STATED EXERCISE:
Look below and pull out each line with the word "定義副傷病".

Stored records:

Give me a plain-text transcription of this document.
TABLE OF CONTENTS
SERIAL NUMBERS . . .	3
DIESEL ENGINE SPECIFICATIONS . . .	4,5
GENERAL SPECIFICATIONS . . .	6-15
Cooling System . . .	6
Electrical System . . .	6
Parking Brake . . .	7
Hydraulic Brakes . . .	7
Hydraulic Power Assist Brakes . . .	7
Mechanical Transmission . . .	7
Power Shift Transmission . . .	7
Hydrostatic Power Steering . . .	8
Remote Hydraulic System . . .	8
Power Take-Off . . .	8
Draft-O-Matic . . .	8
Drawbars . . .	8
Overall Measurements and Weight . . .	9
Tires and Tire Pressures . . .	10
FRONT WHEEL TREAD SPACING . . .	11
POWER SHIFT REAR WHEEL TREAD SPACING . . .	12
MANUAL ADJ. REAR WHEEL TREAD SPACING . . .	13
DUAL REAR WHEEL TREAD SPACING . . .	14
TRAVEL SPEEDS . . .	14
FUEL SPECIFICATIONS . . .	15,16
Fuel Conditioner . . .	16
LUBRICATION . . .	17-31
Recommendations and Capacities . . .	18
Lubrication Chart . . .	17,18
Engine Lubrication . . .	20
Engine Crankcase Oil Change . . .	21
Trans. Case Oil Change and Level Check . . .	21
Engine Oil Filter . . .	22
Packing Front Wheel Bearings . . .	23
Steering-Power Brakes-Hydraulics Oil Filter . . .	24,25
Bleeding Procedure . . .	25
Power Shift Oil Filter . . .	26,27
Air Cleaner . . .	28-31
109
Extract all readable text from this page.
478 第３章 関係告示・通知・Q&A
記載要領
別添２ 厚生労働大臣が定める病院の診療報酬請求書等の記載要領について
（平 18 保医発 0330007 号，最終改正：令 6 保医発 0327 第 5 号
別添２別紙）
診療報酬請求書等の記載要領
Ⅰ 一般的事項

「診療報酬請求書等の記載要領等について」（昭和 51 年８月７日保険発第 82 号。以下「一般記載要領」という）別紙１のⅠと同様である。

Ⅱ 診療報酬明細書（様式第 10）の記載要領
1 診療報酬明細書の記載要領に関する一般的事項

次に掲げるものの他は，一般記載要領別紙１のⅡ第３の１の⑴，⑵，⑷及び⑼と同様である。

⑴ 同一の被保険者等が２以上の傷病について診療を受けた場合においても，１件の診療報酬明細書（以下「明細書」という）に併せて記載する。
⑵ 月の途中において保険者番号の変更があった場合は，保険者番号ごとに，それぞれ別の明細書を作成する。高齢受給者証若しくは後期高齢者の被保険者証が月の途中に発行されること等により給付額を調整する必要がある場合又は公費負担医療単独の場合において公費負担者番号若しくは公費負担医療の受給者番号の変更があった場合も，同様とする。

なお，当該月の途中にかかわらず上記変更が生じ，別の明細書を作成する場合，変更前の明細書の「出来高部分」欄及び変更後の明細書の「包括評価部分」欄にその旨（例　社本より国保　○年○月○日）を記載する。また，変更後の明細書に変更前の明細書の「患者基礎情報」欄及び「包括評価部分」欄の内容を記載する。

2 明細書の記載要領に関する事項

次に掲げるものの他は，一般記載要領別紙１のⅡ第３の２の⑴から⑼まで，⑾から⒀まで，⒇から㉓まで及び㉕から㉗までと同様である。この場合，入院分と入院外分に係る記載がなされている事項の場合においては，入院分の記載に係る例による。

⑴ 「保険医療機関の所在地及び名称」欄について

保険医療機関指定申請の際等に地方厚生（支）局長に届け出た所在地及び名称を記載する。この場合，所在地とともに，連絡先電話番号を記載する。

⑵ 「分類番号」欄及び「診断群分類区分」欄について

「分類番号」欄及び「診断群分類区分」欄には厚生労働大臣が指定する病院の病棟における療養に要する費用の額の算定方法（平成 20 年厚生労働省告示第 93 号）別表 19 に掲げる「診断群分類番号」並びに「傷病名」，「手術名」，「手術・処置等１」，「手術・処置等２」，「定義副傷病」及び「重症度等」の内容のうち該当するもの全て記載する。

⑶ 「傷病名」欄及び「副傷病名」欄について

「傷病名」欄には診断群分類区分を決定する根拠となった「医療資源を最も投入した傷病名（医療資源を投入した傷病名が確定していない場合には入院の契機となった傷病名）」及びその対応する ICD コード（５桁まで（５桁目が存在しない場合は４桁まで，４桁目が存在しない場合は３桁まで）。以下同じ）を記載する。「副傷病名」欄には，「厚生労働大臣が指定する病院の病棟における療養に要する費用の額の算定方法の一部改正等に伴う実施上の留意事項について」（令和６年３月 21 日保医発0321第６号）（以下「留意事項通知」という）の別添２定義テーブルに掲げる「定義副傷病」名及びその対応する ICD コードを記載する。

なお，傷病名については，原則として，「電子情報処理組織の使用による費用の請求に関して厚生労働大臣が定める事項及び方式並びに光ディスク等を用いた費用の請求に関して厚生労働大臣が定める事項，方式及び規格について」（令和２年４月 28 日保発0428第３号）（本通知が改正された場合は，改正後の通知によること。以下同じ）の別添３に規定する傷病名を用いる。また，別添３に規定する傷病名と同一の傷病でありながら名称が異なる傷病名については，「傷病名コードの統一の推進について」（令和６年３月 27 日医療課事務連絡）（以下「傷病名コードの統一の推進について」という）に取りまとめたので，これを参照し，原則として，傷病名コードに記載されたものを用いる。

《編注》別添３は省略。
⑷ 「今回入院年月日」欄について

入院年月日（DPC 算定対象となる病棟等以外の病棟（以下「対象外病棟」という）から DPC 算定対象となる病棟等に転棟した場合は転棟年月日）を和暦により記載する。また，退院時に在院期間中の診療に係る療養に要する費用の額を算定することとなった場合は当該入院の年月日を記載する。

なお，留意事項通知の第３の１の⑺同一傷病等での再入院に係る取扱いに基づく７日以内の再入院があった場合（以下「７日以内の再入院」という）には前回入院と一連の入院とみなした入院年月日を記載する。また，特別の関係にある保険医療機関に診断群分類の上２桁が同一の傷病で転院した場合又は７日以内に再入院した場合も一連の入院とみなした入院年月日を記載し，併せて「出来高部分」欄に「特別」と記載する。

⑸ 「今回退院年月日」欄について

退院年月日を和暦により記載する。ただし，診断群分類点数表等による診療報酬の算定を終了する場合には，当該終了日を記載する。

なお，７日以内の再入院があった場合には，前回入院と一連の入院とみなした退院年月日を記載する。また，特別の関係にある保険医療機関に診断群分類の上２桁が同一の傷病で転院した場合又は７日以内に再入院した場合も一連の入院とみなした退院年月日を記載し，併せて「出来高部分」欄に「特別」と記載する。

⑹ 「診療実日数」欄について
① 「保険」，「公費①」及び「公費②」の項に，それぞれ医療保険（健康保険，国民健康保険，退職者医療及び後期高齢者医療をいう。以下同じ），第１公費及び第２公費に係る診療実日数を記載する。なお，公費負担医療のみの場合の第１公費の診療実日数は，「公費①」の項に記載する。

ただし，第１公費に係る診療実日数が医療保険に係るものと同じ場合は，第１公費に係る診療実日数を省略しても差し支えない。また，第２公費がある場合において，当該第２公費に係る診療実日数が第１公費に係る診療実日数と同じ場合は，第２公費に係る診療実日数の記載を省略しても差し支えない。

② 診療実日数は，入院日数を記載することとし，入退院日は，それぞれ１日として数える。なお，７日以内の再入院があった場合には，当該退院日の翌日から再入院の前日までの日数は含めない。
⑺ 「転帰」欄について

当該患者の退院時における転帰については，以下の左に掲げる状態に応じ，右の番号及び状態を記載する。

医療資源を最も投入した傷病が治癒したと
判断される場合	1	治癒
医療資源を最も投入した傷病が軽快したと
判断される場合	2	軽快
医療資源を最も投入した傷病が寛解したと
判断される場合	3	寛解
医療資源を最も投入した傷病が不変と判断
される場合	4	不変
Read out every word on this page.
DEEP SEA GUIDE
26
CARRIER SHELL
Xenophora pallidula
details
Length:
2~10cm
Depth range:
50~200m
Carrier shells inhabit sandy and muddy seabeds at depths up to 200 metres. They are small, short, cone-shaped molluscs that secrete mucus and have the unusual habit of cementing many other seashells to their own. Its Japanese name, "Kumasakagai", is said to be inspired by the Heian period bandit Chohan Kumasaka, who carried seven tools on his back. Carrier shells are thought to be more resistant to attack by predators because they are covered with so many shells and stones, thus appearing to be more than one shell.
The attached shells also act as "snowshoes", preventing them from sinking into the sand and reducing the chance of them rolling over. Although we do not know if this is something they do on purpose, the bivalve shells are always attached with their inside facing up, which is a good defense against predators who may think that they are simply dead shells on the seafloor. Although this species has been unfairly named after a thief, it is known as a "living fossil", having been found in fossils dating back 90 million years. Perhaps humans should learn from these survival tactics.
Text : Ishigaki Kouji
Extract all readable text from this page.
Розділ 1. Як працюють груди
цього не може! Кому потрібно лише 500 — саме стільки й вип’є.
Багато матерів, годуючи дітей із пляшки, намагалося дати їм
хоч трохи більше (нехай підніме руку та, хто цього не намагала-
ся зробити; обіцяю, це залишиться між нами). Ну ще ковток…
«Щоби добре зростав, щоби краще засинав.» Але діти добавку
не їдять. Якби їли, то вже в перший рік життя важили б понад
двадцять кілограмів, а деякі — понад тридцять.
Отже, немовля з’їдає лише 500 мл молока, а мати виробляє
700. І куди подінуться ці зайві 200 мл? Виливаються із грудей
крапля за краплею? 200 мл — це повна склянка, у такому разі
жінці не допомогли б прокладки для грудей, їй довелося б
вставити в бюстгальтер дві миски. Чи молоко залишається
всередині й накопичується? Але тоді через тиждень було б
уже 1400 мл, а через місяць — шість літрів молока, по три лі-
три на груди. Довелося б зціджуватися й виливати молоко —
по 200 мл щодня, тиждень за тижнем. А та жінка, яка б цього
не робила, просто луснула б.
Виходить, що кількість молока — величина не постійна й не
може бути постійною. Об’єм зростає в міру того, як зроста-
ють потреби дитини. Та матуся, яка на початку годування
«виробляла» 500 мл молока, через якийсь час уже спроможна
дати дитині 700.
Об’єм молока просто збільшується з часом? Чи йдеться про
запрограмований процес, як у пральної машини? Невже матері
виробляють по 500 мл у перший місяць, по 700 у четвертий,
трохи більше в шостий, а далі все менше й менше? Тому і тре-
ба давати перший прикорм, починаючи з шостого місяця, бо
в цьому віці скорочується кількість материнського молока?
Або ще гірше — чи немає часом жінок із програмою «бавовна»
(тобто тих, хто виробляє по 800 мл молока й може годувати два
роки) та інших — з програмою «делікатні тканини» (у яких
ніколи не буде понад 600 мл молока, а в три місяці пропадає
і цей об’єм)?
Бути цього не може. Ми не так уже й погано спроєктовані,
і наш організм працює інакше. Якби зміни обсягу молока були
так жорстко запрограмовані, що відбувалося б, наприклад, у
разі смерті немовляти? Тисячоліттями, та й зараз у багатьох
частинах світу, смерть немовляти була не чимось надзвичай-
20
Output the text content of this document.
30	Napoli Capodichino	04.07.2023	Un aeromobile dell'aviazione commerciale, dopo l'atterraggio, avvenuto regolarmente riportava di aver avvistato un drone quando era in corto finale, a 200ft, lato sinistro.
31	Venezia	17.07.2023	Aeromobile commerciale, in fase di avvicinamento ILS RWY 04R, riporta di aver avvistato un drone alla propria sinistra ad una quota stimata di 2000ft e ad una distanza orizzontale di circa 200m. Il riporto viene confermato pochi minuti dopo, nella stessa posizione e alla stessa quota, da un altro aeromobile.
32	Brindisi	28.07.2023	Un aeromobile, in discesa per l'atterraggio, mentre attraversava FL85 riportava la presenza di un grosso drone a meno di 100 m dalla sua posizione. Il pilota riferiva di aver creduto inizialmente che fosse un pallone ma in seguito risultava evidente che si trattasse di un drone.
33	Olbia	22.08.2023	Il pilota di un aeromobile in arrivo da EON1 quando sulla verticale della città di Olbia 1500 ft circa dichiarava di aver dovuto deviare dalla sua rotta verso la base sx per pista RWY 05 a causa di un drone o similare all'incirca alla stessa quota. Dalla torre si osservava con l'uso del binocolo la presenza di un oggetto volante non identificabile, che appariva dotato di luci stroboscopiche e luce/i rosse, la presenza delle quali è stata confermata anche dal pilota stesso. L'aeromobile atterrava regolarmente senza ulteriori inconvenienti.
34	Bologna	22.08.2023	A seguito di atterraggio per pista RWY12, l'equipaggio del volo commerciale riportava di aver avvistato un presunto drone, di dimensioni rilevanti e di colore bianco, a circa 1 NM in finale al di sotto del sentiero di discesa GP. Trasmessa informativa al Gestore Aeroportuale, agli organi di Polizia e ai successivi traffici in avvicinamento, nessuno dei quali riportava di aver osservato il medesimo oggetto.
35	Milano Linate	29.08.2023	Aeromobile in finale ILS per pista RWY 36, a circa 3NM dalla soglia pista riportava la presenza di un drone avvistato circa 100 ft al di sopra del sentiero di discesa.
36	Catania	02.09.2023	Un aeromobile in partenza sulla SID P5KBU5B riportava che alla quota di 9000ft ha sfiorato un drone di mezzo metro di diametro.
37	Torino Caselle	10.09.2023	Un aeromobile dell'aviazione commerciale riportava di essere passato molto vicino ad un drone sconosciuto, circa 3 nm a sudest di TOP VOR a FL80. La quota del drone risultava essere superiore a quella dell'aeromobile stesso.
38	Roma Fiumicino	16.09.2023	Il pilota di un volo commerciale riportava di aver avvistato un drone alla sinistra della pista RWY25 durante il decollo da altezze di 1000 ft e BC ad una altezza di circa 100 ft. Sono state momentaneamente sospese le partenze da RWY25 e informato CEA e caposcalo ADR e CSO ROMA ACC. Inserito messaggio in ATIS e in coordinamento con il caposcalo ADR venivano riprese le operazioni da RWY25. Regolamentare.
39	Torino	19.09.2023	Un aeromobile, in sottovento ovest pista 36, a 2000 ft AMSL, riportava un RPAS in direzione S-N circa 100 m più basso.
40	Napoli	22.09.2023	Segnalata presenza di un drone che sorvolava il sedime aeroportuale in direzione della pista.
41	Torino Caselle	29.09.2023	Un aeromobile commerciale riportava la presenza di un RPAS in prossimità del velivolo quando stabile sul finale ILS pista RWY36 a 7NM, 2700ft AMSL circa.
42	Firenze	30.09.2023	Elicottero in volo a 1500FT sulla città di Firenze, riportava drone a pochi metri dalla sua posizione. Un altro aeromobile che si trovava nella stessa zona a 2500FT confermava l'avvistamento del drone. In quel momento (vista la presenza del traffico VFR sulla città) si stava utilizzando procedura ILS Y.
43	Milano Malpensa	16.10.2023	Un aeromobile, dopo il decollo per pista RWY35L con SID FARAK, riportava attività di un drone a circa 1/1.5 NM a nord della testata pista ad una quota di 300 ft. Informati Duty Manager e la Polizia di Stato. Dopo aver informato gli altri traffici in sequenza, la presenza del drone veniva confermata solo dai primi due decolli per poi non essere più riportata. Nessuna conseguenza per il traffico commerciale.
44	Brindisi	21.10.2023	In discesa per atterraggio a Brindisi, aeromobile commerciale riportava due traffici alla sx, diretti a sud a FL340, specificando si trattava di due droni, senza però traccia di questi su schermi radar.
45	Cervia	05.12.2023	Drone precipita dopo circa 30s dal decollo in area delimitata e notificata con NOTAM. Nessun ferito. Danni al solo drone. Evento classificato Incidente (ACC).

EXPECTED ANSWER:
「分類番号」欄及び「診断群分類区分」欄には厚生労働大臣が指定する病院の病棟における療養に要する費用の額の算定方法（平成 20 年厚生労働省告示第 93 号）別表 19 に掲げる「診断群分類番号」並びに「傷病名」，「手術名」，「手術・処置等１」，「手術・処置等２」，「定義副傷病」及び「重症度等」の内容のうち該当するもの全て記載する。
「傷病名」欄には診断群分類区分を決定する根拠となった「医療資源を最も投入した傷病名（医療資源を投入した傷病名が確定していない場合には入院の契機となった傷病名）」及びその対応する ICD コード（５桁まで（５桁目が存在しない場合は４桁まで，４桁目が存在しない場合は３桁まで）。以下同じ）を記載する。「副傷病名」欄には，「厚生労働大臣が指定する病院の病棟における療養に要する費用の額の算定方法の一部改正等に伴う実施上の留意事項について」（令和６年３月 21 日保医発0321第６号）（以下「留意事項通知」という）の別添２定義テーブルに掲げる「定義副傷病」名及びその対応する ICD コードを記載する。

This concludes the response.